Extracted records
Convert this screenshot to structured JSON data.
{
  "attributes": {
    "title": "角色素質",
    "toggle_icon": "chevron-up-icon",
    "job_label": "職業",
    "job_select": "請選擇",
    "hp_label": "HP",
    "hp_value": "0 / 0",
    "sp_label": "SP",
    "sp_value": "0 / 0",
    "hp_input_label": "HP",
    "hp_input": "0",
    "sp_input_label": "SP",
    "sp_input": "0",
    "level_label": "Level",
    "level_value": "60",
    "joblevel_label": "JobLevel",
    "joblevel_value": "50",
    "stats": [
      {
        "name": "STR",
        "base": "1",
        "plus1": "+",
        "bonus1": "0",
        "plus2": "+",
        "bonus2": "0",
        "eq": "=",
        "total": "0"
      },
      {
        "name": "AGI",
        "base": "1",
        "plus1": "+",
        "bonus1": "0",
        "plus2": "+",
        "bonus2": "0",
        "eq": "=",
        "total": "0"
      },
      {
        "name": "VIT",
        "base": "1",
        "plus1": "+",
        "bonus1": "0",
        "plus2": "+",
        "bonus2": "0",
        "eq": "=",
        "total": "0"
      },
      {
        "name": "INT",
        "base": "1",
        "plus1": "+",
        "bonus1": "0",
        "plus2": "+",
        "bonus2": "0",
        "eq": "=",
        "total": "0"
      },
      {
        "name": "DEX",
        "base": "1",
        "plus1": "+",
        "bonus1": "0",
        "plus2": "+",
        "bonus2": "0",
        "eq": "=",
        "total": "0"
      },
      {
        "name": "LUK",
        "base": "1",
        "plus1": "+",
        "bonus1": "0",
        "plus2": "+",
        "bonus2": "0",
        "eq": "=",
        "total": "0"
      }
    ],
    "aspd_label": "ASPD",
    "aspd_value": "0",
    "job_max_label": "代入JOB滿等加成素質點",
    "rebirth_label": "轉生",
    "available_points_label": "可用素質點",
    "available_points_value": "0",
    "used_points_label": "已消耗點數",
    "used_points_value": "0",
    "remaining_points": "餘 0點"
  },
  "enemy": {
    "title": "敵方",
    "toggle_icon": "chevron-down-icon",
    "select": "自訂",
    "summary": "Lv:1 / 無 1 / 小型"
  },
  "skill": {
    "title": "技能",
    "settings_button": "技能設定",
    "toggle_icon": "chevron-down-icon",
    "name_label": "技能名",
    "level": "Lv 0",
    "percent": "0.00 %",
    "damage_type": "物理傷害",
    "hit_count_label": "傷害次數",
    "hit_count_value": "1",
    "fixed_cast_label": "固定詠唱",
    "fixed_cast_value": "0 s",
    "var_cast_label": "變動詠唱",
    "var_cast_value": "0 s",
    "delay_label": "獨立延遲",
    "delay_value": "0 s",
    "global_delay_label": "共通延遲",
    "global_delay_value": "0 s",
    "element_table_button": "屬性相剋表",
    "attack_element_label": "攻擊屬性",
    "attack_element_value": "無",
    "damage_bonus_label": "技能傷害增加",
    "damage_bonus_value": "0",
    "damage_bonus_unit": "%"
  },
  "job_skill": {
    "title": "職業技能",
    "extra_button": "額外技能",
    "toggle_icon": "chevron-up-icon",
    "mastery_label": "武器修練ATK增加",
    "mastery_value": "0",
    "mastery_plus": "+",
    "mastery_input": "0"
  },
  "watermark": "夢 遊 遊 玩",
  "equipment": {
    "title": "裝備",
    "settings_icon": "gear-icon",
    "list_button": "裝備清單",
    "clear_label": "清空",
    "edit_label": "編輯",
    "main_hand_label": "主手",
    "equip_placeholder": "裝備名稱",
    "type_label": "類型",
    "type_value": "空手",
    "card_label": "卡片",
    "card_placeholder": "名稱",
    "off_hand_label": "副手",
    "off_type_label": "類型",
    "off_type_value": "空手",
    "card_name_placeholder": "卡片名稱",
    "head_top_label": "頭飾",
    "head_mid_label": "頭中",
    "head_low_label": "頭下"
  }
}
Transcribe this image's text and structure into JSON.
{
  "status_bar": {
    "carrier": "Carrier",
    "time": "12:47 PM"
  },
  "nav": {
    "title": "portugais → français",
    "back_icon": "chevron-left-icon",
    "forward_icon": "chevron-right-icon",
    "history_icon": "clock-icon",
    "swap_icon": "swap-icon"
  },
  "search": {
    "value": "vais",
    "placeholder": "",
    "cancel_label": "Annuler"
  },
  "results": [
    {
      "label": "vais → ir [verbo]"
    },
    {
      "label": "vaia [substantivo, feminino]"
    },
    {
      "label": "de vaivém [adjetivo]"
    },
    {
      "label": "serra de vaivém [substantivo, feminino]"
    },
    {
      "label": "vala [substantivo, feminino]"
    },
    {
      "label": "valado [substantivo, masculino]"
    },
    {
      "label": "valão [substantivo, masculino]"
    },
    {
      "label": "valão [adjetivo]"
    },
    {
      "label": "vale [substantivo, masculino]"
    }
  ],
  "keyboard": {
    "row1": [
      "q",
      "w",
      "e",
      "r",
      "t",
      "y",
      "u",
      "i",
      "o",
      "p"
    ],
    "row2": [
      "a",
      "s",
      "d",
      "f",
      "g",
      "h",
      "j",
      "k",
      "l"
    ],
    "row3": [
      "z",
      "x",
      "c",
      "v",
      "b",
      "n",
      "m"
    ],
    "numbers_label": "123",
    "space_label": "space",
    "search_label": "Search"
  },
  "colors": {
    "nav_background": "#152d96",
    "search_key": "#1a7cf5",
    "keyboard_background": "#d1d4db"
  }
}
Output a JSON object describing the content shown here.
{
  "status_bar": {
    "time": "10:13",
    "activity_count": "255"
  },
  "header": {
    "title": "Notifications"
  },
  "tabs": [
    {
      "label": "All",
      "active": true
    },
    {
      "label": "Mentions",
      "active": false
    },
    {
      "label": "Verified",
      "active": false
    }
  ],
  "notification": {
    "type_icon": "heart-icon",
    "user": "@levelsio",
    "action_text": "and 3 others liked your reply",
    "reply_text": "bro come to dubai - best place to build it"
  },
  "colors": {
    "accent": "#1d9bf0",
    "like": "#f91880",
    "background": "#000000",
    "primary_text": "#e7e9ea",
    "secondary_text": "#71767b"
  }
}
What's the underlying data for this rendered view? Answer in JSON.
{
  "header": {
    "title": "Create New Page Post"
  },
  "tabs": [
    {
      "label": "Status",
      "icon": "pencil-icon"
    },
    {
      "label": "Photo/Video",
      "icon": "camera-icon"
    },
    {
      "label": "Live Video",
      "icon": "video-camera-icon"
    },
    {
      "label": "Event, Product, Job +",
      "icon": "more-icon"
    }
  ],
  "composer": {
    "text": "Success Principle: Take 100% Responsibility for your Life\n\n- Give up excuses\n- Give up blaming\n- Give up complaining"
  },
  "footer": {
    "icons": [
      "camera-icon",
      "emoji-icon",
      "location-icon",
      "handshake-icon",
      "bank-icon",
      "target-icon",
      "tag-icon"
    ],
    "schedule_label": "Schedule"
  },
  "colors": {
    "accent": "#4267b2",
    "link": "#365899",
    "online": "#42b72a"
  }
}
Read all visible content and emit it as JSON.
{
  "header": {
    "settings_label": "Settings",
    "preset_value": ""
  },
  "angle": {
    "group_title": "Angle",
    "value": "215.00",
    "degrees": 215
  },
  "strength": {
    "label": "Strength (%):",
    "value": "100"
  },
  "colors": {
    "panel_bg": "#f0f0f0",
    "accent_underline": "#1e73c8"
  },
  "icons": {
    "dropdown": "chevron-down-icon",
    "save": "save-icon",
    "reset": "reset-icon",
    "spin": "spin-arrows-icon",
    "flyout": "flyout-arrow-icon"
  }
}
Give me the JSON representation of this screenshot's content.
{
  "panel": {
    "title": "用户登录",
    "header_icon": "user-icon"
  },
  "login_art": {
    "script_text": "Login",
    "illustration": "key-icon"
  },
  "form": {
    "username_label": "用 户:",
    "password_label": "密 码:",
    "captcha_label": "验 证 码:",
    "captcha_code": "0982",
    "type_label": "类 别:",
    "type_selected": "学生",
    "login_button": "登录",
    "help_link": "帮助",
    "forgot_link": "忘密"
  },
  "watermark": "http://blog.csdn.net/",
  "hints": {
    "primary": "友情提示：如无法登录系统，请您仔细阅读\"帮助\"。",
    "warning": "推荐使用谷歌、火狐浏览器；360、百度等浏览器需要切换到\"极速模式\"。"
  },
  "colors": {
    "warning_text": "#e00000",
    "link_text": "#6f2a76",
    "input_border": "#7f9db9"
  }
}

TASK GOAL
Find each line holding the word "valão" and copy it.

THE RESULT
      "label": "valão [substantivo, masculino]"
      "label": "valão [adjetivo]"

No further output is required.